# Task instructions
Where the word "башни" occurs in a line, return that line.

[A run of records]
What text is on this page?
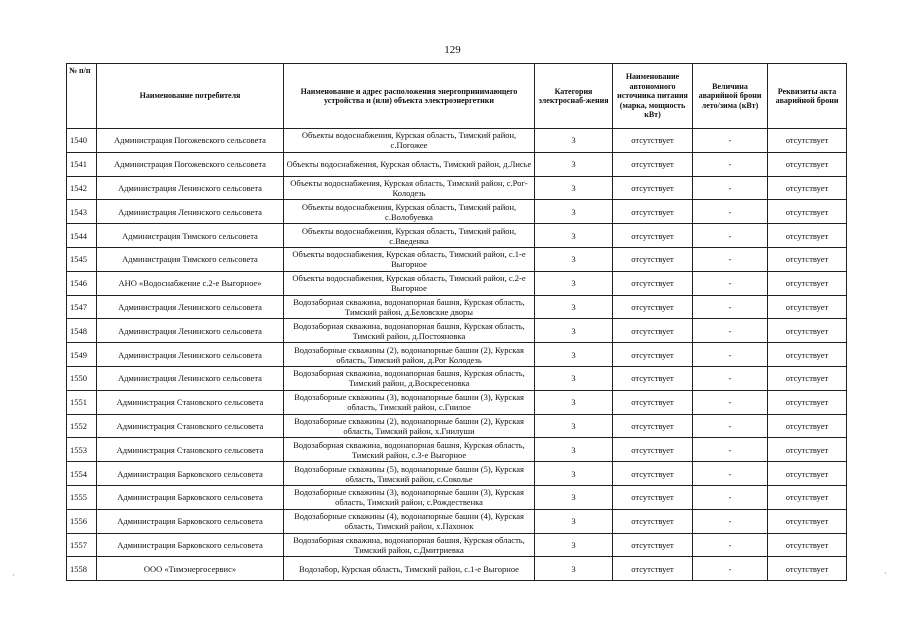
129
№ п/п	Наименование потребителя	Наименование и адрес расположения энергопринимающего устройства и (или) объекта электроэнергетики	Категория электроснаб-жения	Наименование автономного источника питания (марка, мощность кВт)	Величина аварийной брони лето/зима (кВт)	Реквизиты акта аварийной брони
1540	Администрация Погожевского сельсовета	Объекты водоснабжения, Курская область, Тимский район, с.Погожее	3	отсутствует	-	отсутствует
1541	Администрация Погожевского сельсовета	Объекты водоснабжения, Курская область, Тимский район, д.Лисье	3	отсутствует	-	отсутствует
1542	Администрация Ленинского сельсовета	Объекты водоснабжения, Курская область, Тимский район, с.Рог-Колодезь	3	отсутствует	-	отсутствует
1543	Администрация Ленинского сельсовета	Объекты водоснабжения, Курская область, Тимский район, с.Волобуевка	3	отсутствует	-	отсутствует
1544	Администрация Тимского сельсовета	Объекты водоснабжения, Курская область, Тимский район, с.Введенка	3	отсутствует	-	отсутствует
1545	Администрация Тимского сельсовета	Объекты водоснабжения, Курская область, Тимский район, с.1-е Выгорное	3	отсутствует	-	отсутствует
1546	АНО «Водоснабжение с.2-е Выгорное»	Объекты водоснабжения, Курская область, Тимский район, с.2-е Выгорное	3	отсутствует	-	отсутствует
1547	Администрация Ленинского сельсовета	Водозаборная скважина, водонапорная башня, Курская область, Тимский район, д.Беловские дворы	3	отсутствует	-	отсутствует
1548	Администрация Ленинского сельсовета	Водозаборная скважина, водонапорная башня, Курская область, Тимский район, д.Постояновка	3	отсутствует	-	отсутствует
1549	Администрация Ленинского сельсовета	Водозаборные скважины (2), водонапорные башни (2), Курская область, Тимский район, д.Рог Колодезь	3	отсутствует	-	отсутствует
1550	Администрация Ленинского сельсовета	Водозаборная скважина, водонапорная башня, Курская область, Тимский район, д.Воскресеновка	3	отсутствует	-	отсутствует
1551	Администрация Становского сельсовета	Водозаборные скважины (3), водонапорные башни (3), Курская область, Тимский район, с.Гнилое	3	отсутствует	-	отсутствует
1552	Администрация Становского сельсовета	Водозаборные скважины (2), водонапорные башни (2), Курская область, Тимский район, х.Гнилуши	3	отсутствует	-	отсутствует
1553	Администрация Становского сельсовета	Водозаборная скважина, водонапорная башня, Курская область, Тимский район, с.3-е Выгорное	3	отсутствует	-	отсутствует
1554	Администрация Барковского сельсовета	Водозаборные скважины (5), водонапорные башни (5), Курская область, Тимский район, с.Соколье	3	отсутствует	-	отсутствует
1555	Администрация Барковского сельсовета	Водозаборные скважины (3), водонапорные башни (3), Курская область, Тимский район, с.Рождественка	3	отсутствует	-	отсутствует
1556	Администрация Барковского сельсовета	Водозаборные скважины (4), водонапорные башни (4), Курская область, Тимский район, х.Пахонок	3	отсутствует	-	отсутствует
1557	Администрация Барковского сельсовета	Водозаборная скважина, водонапорная башня, Курская область, Тимский район, с.Дмитриевка	3	отсутствует	-	отсутствует
1558	ООО «Тимэнергосервис»	Водозабор, Курская область, Тимский район, с.1-е Выгорное	3	отсутствует	-	отсутствует
·	·
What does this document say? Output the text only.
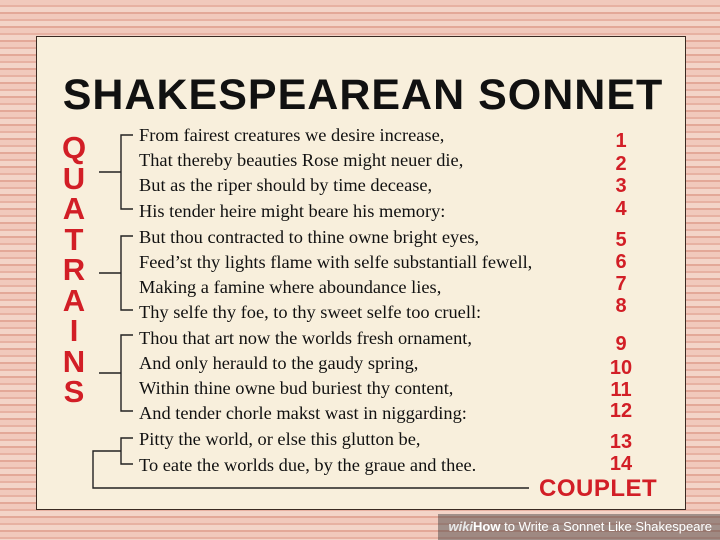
SHAKESPEAREAN SONNET
Q
U
A
T
R
A
I
N
S
From fairest creatures we desire increase,
That thereby beauties Rose might neuer die,
But as the riper should by time decease,
His tender heire might beare his memory:
But thou contracted to thine owne bright eyes,
Feed’st thy lights flame with selfe substantiall fewell,
Making a famine where aboundance lies,
Thy selfe thy foe, to thy sweet selfe too cruell:
Thou that art now the worlds fresh ornament,
And only herauld to the gaudy spring,
Within thine owne bud buriest thy content,
And tender chorle makst wast in niggarding:
Pitty the world, or else this glutton be,
To eate the worlds due, by the graue and thee.
1
2
3
4
5
6
7
8
9
10
11
12
13
14
COUPLET
wikiHow to Write a Sonnet Like Shakespeare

# Correct output
1549	Администрация Ленинского сельсовета	Водозаборные скважины (2), водонапорные башни (2), Курская область, Тимский район, д.Рог Колодезь	3	отсутствует	-	отсутствует
1551	Администрация Становского сельсовета	Водозаборные скважины (3), водонапорные башни (3), Курская область, Тимский район, с.Гнилое	3	отсутствует	-	отсутствует
1552	Администрация Становского сельсовета	Водозаборные скважины (2), водонапорные башни (2), Курская область, Тимский район, х.Гнилуши	3	отсутствует	-	отсутствует
1554	Администрация Барковского сельсовета	Водозаборные скважины (5), водонапорные башни (5), Курская область, Тимский район, с.Соколье	3	отсутствует	-	отсутствует
1555	Администрация Барковского сельсовета	Водозаборные скважины (3), водонапорные башни (3), Курская область, Тимский район, с.Рождественка	3	отсутствует	-	отсутствует
1556	Администрация Барковского сельсовета	Водозаборные скважины (4), водонапорные башни (4), Курская область, Тимский район, х.Пахонок	3	отсутствует	-	отсутствует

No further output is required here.